■ **The problem**:
Repeat the entries that follow verbatim, without any of their pictures.
START
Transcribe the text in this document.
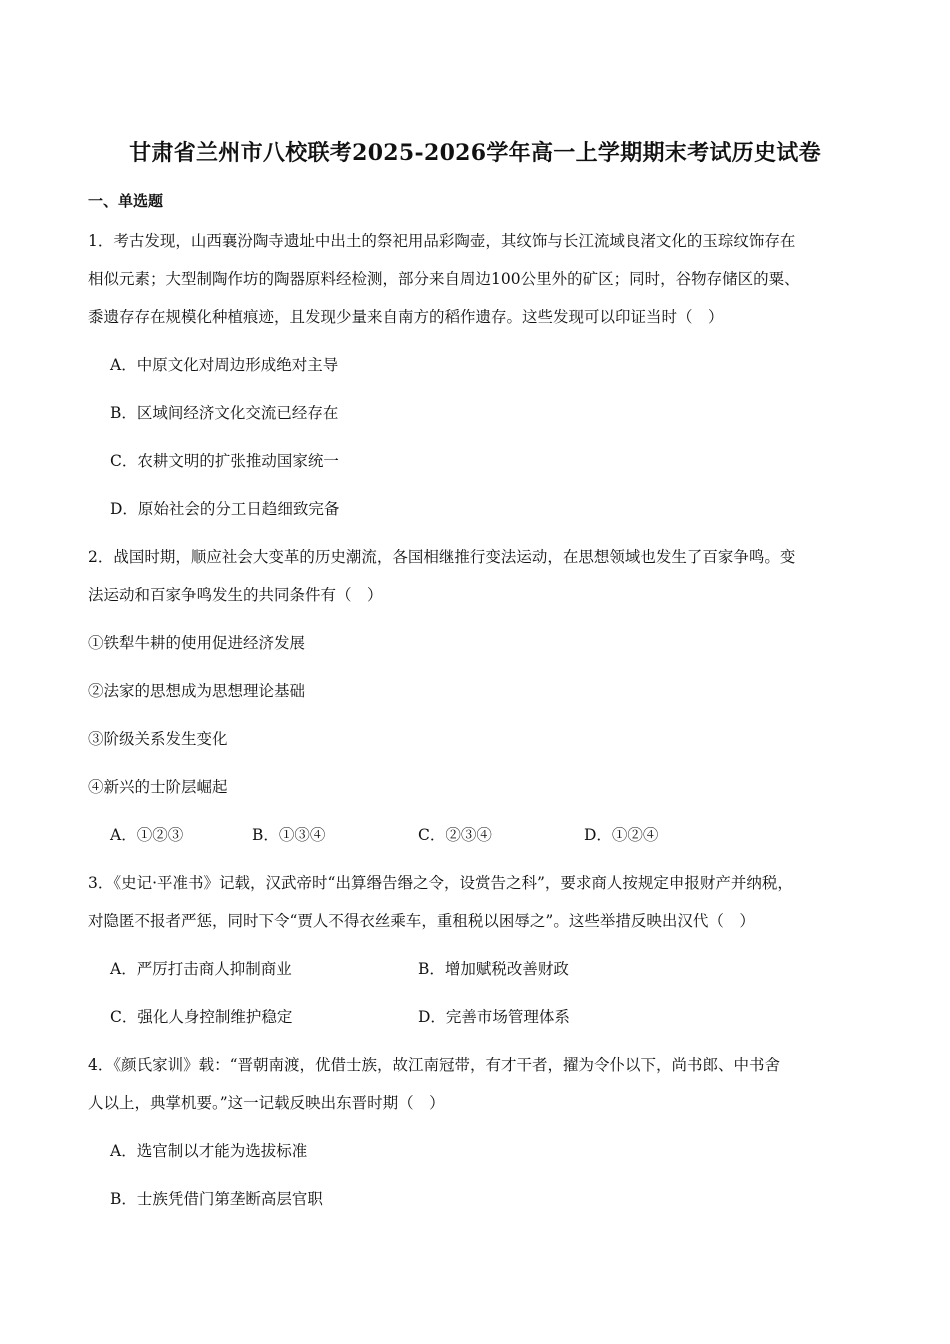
甘肃省兰州市八校联考2025-2026学年高一上学期期末考试历史试卷
一、单选题
1．考古发现，山西襄汾陶寺遗址中出土的祭祀用品彩陶壶，其纹饰与长江流域良渚文化的玉琮纹饰存在
相似元素；大型制陶作坊的陶器原料经检测，部分来自周边100公里外的矿区；同时，谷物存储区的粟、
黍遗存存在规模化种植痕迹，且发现少量来自南方的稻作遗存。这些发现可以印证当时（　）
A．中原文化对周边形成绝对主导
B．区域间经济文化交流已经存在
C．农耕文明的扩张推动国家统一
D．原始社会的分工日趋细致完备
2．战国时期，顺应社会大变革的历史潮流，各国相继推行变法运动，在思想领域也发生了百家争鸣。变
法运动和百家争鸣发生的共同条件有（　）
①铁犁牛耕的使用促进经济发展
②法家的思想成为思想理论基础
③阶级关系发生变化
④新兴的士阶层崛起
A．①②③	B．①③④	C．②③④	D．①②④
3．《史记·平准书》记载，汉武帝时“出算缗告缗之令，设赏告之科”，要求商人按规定申报财产并纳税，
对隐匿不报者严惩，同时下令“贾人不得衣丝乘车，重租税以困辱之”。这些举措反映出汉代（　）
A．严厉打击商人抑制商业	B．增加赋税改善财政
C．强化人身控制维护稳定	D．完善市场管理体系
4．《颜氏家训》载：“晋朝南渡，优借士族，故江南冠带，有才干者，擢为令仆以下，尚书郎、中书舍
人以上，典掌机要。”这一记载反映出东晋时期（　）
A．选官制以才能为选拔标准
B．士族凭借门第垄断高层官职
END
■ **Result of this exercise**:
Transcribe the text in this document.
甘肃省兰州市八校联考2025-2026学年高一上学期期末考试历史试卷
一、单选题
1．考古发现，山西襄汾陶寺遗址中出土的祭祀用品彩陶壶，其纹饰与长江流域良渚文化的玉琮纹饰存在
相似元素；大型制陶作坊的陶器原料经检测，部分来自周边100公里外的矿区；同时，谷物存储区的粟、
黍遗存存在规模化种植痕迹，且发现少量来自南方的稻作遗存。这些发现可以印证当时（　）
A．中原文化对周边形成绝对主导
B．区域间经济文化交流已经存在
C．农耕文明的扩张推动国家统一
D．原始社会的分工日趋细致完备
2．战国时期，顺应社会大变革的历史潮流，各国相继推行变法运动，在思想领域也发生了百家争鸣。变
法运动和百家争鸣发生的共同条件有（　）
①铁犁牛耕的使用促进经济发展
②法家的思想成为思想理论基础
③阶级关系发生变化
④新兴的士阶层崛起
A．①②③	B．①③④	C．②③④	D．①②④
3．《史记·平准书》记载，汉武帝时“出算缗告缗之令，设赏告之科”，要求商人按规定申报财产并纳税，
对隐匿不报者严惩，同时下令“贾人不得衣丝乘车，重租税以困辱之”。这些举措反映出汉代（　）
A．严厉打击商人抑制商业	B．增加赋税改善财政
C．强化人身控制维护稳定	D．完善市场管理体系
4．《颜氏家训》载：“晋朝南渡，优借士族，故江南冠带，有才干者，擢为令仆以下，尚书郎、中书舍
人以上，典掌机要。”这一记载反映出东晋时期（　）
A．选官制以才能为选拔标准
B．士族凭借门第垄断高层官职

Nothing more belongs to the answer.